What you need to do:
Repeat every line below exactly as it reads.

Input:

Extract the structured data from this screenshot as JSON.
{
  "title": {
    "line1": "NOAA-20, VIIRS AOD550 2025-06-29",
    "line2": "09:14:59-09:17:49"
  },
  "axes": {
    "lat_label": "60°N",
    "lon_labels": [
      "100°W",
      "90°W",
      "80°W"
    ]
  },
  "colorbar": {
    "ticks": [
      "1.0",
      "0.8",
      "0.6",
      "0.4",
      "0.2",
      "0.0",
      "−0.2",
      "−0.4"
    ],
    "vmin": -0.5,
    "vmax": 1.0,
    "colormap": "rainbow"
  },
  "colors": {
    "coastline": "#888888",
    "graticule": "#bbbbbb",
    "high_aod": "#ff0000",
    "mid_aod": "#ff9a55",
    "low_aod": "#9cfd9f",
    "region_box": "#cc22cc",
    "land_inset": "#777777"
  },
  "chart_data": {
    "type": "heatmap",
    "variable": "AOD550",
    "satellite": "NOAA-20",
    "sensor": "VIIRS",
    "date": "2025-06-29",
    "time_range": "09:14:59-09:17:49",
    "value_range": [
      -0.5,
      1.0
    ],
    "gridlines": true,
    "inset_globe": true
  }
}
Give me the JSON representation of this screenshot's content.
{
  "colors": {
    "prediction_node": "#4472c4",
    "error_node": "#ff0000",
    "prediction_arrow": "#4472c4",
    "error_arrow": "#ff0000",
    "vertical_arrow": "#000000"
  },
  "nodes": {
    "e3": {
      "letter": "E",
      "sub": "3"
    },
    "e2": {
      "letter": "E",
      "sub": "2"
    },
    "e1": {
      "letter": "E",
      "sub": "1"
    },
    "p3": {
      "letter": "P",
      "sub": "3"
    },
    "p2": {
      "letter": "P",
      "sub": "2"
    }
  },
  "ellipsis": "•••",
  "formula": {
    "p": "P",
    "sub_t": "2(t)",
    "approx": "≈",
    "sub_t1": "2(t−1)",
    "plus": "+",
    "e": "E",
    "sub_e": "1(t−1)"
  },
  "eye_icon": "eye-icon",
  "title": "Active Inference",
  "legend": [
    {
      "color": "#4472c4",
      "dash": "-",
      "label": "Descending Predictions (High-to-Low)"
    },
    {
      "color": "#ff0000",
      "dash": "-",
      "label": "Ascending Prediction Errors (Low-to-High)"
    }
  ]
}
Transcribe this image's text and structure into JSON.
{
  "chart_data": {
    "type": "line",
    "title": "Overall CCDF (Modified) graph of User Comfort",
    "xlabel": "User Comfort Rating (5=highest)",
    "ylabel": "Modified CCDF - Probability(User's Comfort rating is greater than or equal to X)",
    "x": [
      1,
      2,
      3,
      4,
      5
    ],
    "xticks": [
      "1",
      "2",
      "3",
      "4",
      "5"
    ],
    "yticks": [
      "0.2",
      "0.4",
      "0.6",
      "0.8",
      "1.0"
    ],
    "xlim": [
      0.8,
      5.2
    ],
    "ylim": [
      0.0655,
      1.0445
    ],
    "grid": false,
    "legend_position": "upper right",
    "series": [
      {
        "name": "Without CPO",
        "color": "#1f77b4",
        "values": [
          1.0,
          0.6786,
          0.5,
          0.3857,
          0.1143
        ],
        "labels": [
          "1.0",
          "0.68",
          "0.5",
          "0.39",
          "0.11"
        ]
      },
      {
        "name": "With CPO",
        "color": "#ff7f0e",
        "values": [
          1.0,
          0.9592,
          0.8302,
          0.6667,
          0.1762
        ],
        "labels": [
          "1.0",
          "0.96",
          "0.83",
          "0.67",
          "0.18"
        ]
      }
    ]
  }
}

Worked solution:
Extract the structured data from this screenshot as JSON.
{
  "title": {
    "line1": "NOAA-20, VIIRS AOD550 2025-06-29",
    "line2": "09:14:59-09:17:49"
  },
  "axes": {
    "lat_label": "60°N",
    "lon_labels": [
      "100°W",
      "90°W",
      "80°W"
    ]
  },
  "colorbar": {
    "ticks": [
      "1.0",
      "0.8",
      "0.6",
      "0.4",
      "0.2",
      "0.0",
      "−0.2",
      "−0.4"
    ],
    "vmin": -0.5,
    "vmax": 1.0,
    "colormap": "rainbow"
  },
  "colors": {
    "coastline": "#888888",
    "graticule": "#bbbbbb",
    "high_aod": "#ff0000",
    "mid_aod": "#ff9a55",
    "low_aod": "#9cfd9f",
    "region_box": "#cc22cc",
    "land_inset": "#777777"
  },
  "chart_data": {
    "type": "heatmap",
    "variable": "AOD550",
    "satellite": "NOAA-20",
    "sensor": "VIIRS",
    "date": "2025-06-29",
    "time_range": "09:14:59-09:17:49",
    "value_range": [
      -0.5,
      1.0
    ],
    "gridlines": true,
    "inset_globe": true
  }
}
Give me the JSON representation of this screenshot's content.
{
  "colors": {
    "prediction_node": "#4472c4",
    "error_node": "#ff0000",
    "prediction_arrow": "#4472c4",
    "error_arrow": "#ff0000",
    "vertical_arrow": "#000000"
  },
  "nodes": {
    "e3": {
      "letter": "E",
      "sub": "3"
    },
    "e2": {
      "letter": "E",
      "sub": "2"
    },
    "e1": {
      "letter": "E",
      "sub": "1"
    },
    "p3": {
      "letter": "P",
      "sub": "3"
    },
    "p2": {
      "letter": "P",
      "sub": "2"
    }
  },
  "ellipsis": "•••",
  "formula": {
    "p": "P",
    "sub_t": "2(t)",
    "approx": "≈",
    "sub_t1": "2(t−1)",
    "plus": "+",
    "e": "E",
    "sub_e": "1(t−1)"
  },
  "eye_icon": "eye-icon",
  "title": "Active Inference",
  "legend": [
    {
      "color": "#4472c4",
      "dash": "-",
      "label": "Descending Predictions (High-to-Low)"
    },
    {
      "color": "#ff0000",
      "dash": "-",
      "label": "Ascending Prediction Errors (Low-to-High)"
    }
  ]
}
Transcribe this image's text and structure into JSON.
{
  "chart_data": {
    "type": "line",
    "title": "Overall CCDF (Modified) graph of User Comfort",
    "xlabel": "User Comfort Rating (5=highest)",
    "ylabel": "Modified CCDF - Probability(User's Comfort rating is greater than or equal to X)",
    "x": [
      1,
      2,
      3,
      4,
      5
    ],
    "xticks": [
      "1",
      "2",
      "3",
      "4",
      "5"
    ],
    "yticks": [
      "0.2",
      "0.4",
      "0.6",
      "0.8",
      "1.0"
    ],
    "xlim": [
      0.8,
      5.2
    ],
    "ylim": [
      0.0655,
      1.0445
    ],
    "grid": false,
    "legend_position": "upper right",
    "series": [
      {
        "name": "Without CPO",
        "color": "#1f77b4",
        "values": [
          1.0,
          0.6786,
          0.5,
          0.3857,
          0.1143
        ],
        "labels": [
          "1.0",
          "0.68",
          "0.5",
          "0.39",
          "0.11"
        ]
      },
      {
        "name": "With CPO",
        "color": "#ff7f0e",
        "values": [
          1.0,
          0.9592,
          0.8302,
          0.6667,
          0.1762
        ],
        "labels": [
          "1.0",
          "0.96",
          "0.83",
          "0.67",
          "0.18"
        ]
      }
    ]
  }
}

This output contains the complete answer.